Ster­be­mo­ment

Ich woll­te mir seit Mona­ten eine schwar­ze Jeans kau­fen, weil man ja ab und an auch eine pas­sen­de Hose für Beer­di­gun­gen braucht; end­lich kauf­te ich sie mir am Sams­tag, 4. April 1998.
Am Wochen­en­de dar­auf war Ostern. Ich fuhr von Düs­sel­dorf die 125km in mei­ne Hei­mat. Mei­ne Oma, 88 Jah­re alt, leb­te seit eini­ger Zeit bei mei­nen Eltern, weil sie pfle­ge­be­dürf­tig war. Wir saßen bei­ein­an­der, als die Kir­chen­glocken gera­de zum Mit­tag des 13. (Oster­mon­tag) läu­te­ten (das Ange­lus). Oma sag­te sinn­ge­mäß, sie höre ja seit Tagen kein Toten­läu­ten mehr, es ster­be wohl gar nie­mand mehr.

AUFGABE 1: Nennen Sie alle Zahlen, die im Text über den Sterbemoment in Ziffern geschrieben sind.
AUFGABE 2: Schreiben Sie aus dem Text über den Sterbemoment alles von „Ich woll­te mir“ bis hinunter zu „gar nie­mand mehr.“ ab.

DATENAUSZÜGE:
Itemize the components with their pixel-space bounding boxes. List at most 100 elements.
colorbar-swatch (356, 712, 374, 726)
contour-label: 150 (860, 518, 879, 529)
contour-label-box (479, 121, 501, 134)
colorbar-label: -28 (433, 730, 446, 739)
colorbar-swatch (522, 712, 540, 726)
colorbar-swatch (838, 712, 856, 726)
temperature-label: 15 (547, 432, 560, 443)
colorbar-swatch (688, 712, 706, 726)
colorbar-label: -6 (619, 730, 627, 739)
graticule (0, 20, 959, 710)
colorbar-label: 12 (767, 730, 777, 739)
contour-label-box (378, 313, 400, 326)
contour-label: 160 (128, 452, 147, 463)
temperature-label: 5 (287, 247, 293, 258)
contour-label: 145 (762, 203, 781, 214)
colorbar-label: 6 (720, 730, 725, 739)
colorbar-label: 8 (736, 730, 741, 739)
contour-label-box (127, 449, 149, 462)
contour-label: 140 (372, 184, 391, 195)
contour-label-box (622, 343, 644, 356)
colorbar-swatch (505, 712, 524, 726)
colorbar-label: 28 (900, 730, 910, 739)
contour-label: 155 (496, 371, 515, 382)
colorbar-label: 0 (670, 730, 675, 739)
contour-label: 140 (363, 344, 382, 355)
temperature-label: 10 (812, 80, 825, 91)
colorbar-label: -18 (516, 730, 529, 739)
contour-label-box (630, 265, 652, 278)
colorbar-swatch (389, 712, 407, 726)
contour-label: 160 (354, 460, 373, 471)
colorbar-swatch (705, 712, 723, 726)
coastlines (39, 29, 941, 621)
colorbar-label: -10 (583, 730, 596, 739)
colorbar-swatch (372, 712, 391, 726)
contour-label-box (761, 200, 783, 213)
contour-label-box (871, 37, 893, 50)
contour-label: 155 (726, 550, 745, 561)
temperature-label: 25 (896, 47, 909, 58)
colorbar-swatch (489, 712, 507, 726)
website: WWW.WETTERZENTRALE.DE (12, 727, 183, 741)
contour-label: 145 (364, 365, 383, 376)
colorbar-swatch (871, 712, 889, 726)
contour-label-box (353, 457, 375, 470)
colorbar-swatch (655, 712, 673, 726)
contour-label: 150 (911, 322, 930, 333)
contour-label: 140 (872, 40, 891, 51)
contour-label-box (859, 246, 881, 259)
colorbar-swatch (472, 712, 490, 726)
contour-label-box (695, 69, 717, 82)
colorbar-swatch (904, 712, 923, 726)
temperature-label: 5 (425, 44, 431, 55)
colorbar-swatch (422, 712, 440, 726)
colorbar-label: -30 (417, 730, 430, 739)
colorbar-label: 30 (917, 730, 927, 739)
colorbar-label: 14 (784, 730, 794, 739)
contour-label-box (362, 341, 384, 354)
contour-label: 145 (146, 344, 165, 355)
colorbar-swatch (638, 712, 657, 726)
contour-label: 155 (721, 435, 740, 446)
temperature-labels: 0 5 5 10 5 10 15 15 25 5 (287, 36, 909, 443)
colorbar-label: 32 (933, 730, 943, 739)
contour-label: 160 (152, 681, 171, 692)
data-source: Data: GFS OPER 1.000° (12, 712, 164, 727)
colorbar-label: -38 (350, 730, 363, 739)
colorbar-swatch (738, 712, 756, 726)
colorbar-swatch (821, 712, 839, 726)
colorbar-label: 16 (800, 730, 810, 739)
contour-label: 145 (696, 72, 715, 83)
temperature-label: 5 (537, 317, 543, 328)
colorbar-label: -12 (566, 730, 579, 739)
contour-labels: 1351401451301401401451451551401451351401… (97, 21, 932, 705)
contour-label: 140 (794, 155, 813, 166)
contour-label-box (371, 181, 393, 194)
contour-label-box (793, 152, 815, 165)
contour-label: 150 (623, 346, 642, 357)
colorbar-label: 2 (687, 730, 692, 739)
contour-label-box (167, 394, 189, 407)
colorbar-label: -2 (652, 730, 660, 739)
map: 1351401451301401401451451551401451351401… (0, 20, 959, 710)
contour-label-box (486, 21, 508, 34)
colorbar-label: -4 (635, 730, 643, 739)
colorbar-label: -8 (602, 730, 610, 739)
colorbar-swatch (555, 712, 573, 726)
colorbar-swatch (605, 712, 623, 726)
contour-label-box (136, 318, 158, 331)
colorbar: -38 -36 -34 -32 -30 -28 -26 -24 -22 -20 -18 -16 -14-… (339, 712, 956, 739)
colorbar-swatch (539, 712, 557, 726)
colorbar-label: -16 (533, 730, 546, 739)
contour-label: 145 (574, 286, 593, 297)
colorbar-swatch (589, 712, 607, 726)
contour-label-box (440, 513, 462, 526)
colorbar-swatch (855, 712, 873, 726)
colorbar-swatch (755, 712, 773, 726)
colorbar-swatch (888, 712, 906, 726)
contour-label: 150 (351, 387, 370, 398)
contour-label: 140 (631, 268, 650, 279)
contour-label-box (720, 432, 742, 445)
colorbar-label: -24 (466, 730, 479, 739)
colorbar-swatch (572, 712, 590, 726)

LÖSUNG 1: 4, 1998, 125, 88, 13

LÖSUNG 2:
Ich woll­te mir seit Mona­ten eine schwar­ze Jeans kau­fen, weil man ja ab und an auch eine pas­sen­de Hose für Beer­di­gun­gen braucht; end­lich kauf­te ich sie mir am Sams­tag, 4. April 1998.
Am Wochen­en­de dar­auf war Ostern. Ich fuhr von Düs­sel­dorf die 125km in mei­ne Hei­mat. Mei­ne Oma, 88 Jah­re alt, leb­te seit eini­ger Zeit bei mei­nen Eltern, weil sie pfle­ge­be­dürf­tig war. Wir saßen bei­ein­an­der, als die Kir­chen­glocken gera­de zum Mit­tag des 13. (Oster­mon­tag) läu­te­ten (das Ange­lus). Oma sag­te sinn­ge­mäß, sie höre ja seit Tagen kein Toten­läu­ten mehr, es ster­be wohl gar nie­mand mehr.